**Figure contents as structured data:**
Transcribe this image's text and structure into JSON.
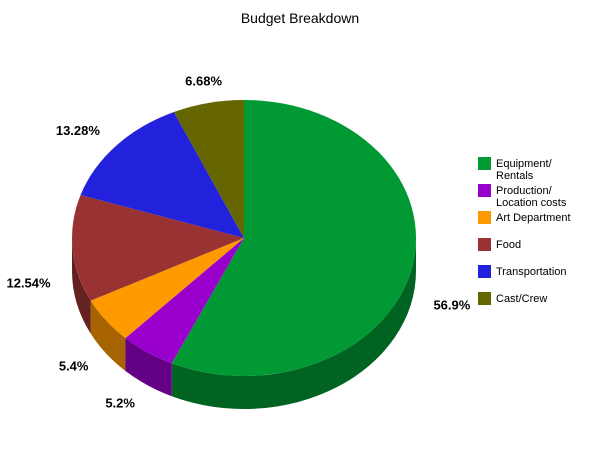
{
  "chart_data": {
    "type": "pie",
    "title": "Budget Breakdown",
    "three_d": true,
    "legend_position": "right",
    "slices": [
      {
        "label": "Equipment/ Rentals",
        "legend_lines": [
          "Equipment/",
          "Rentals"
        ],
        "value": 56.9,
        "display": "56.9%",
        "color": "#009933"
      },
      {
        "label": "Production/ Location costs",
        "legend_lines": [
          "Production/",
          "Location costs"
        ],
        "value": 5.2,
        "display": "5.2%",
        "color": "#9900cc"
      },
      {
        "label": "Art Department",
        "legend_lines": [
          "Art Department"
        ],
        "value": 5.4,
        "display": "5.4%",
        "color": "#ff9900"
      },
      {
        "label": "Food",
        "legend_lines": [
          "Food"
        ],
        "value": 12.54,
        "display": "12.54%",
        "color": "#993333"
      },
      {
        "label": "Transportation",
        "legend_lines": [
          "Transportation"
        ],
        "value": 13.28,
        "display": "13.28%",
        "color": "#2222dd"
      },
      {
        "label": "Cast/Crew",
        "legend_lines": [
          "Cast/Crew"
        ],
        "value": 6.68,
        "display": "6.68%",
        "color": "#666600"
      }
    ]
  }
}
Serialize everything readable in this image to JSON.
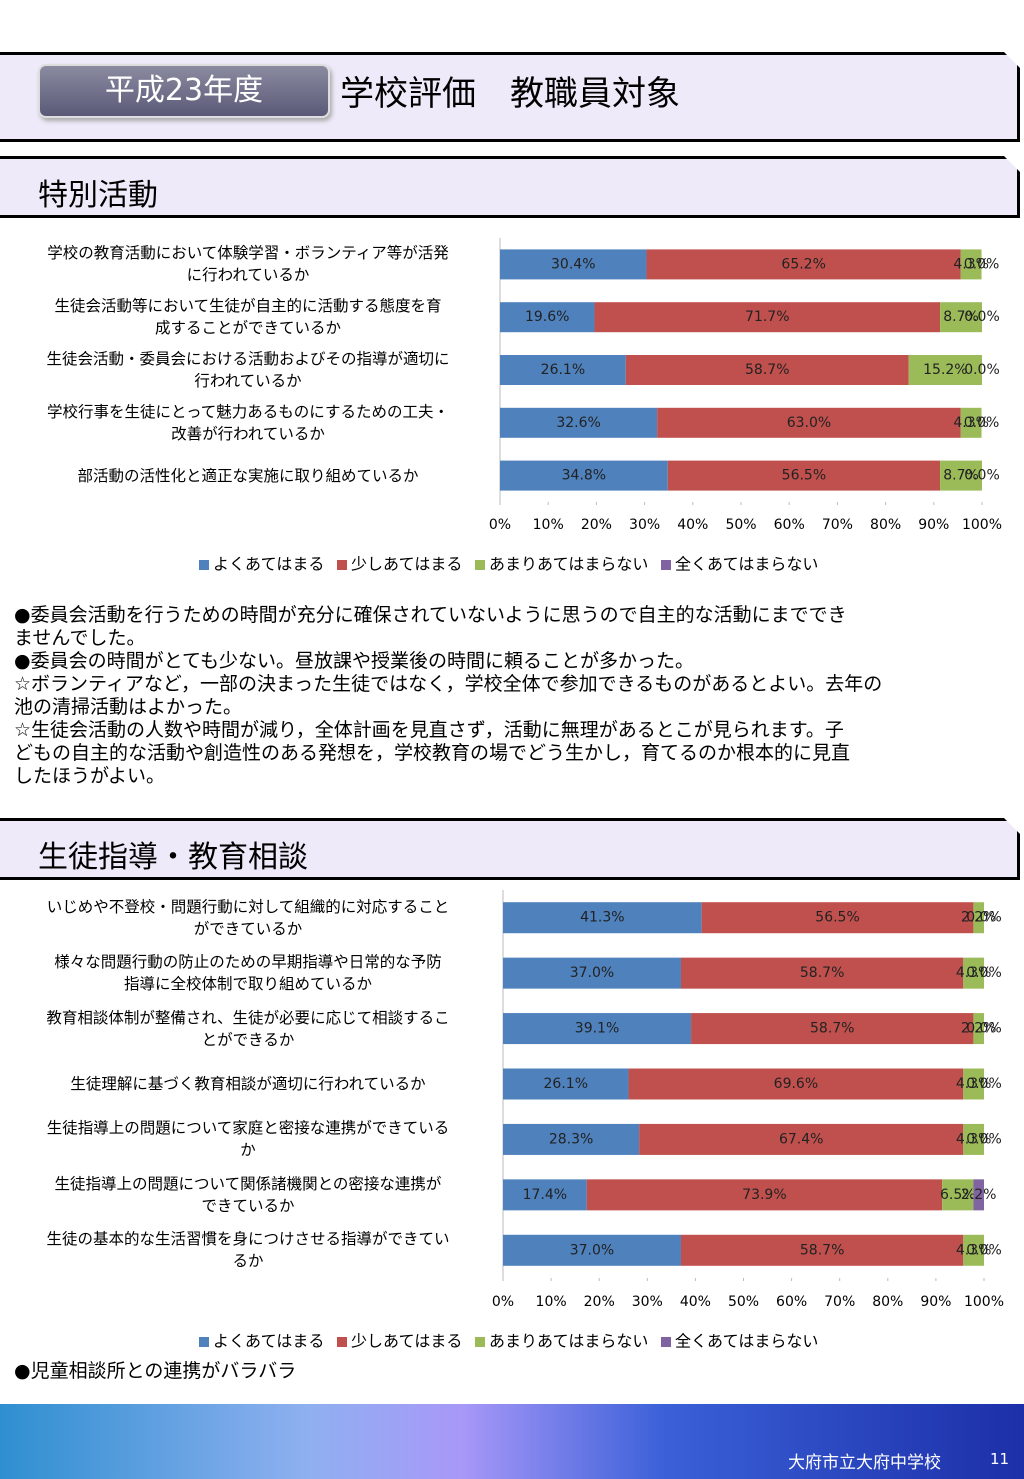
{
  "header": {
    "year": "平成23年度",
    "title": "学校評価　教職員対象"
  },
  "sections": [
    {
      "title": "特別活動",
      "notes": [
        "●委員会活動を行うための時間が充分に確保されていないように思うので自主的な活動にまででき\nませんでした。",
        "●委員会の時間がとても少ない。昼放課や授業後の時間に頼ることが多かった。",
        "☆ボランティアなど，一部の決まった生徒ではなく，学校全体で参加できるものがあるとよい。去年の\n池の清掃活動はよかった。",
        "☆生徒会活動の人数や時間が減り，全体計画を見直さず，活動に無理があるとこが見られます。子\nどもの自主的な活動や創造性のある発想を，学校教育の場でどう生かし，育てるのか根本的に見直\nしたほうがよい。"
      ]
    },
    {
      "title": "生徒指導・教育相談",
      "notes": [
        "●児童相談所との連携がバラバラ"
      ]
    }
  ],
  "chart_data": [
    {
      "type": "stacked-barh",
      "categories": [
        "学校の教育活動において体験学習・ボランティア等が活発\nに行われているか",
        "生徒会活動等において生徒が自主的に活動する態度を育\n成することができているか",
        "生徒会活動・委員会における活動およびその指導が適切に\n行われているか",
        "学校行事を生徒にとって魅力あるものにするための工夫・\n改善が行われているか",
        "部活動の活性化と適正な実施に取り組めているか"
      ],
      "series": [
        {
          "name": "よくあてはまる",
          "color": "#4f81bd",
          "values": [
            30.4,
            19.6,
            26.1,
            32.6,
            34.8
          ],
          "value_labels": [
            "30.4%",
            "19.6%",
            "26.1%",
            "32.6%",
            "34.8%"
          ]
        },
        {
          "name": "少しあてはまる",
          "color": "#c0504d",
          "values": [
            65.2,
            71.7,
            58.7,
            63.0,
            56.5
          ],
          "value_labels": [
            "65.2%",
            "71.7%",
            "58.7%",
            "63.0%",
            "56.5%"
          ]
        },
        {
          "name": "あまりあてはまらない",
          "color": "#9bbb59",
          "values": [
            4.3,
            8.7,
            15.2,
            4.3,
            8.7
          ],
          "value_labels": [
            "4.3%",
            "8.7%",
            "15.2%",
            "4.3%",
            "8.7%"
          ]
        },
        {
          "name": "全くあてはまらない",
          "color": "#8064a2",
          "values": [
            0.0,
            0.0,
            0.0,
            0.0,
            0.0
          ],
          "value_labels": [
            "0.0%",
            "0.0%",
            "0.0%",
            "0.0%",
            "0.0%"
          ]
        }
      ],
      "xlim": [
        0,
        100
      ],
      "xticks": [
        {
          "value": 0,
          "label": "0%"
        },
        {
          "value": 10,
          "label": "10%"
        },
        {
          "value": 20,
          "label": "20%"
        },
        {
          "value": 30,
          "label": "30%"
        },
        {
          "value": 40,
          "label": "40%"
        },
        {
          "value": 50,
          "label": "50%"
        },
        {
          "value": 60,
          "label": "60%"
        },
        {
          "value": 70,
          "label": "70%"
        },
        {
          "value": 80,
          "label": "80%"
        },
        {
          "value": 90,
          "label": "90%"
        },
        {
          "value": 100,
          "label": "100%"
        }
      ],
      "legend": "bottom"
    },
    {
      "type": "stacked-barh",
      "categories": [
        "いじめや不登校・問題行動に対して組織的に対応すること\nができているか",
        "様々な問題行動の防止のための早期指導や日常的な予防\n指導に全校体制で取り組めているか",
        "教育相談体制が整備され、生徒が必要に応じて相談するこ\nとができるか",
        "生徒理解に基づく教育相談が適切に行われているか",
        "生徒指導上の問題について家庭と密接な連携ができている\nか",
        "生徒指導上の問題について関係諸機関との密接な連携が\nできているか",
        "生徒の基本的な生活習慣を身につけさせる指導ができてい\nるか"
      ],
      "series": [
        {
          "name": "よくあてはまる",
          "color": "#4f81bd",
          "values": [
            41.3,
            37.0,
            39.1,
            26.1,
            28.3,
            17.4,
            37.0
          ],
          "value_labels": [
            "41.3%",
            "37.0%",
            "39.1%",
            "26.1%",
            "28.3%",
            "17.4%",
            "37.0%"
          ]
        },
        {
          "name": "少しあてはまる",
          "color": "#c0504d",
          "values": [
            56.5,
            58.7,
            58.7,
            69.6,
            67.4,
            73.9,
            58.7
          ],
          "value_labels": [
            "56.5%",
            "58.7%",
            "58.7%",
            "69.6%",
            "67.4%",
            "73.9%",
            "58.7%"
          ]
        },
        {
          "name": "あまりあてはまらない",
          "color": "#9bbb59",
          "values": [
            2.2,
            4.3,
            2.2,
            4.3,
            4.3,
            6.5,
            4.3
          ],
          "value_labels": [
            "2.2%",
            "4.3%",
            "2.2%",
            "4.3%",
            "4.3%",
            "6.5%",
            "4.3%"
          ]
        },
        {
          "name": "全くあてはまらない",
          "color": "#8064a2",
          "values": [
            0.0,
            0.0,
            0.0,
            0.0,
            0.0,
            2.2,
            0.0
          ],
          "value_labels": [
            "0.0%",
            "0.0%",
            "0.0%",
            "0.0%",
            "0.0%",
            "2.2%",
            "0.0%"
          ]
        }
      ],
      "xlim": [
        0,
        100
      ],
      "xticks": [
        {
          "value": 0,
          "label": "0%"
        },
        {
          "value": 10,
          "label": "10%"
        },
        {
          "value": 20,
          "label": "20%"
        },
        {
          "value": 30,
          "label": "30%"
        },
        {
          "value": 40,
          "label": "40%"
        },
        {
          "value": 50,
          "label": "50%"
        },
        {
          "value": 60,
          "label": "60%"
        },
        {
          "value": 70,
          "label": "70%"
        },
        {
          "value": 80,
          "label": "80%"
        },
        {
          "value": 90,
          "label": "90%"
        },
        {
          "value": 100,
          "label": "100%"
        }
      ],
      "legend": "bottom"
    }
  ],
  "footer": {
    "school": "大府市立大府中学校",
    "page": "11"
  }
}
---
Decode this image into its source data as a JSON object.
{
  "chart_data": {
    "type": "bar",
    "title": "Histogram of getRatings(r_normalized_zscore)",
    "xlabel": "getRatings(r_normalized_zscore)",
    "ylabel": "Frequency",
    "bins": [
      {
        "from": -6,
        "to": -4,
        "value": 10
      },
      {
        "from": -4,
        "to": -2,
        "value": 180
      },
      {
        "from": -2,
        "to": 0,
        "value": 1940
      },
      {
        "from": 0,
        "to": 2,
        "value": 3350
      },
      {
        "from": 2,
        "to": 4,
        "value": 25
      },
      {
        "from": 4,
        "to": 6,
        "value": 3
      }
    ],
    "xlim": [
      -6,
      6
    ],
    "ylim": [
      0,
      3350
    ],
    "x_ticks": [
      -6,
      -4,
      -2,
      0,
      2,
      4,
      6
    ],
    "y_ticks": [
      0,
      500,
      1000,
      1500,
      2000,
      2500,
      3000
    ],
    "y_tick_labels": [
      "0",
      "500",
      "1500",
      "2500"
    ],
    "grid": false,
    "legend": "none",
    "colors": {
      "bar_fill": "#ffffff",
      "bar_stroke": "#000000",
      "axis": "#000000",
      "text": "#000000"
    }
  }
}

**Written task:** All lines holding the word "into" should be picked out and copied.

**The solution:**
Transcribe this image's text and structure into JSON.
Decode this image into its source data as a JSON object.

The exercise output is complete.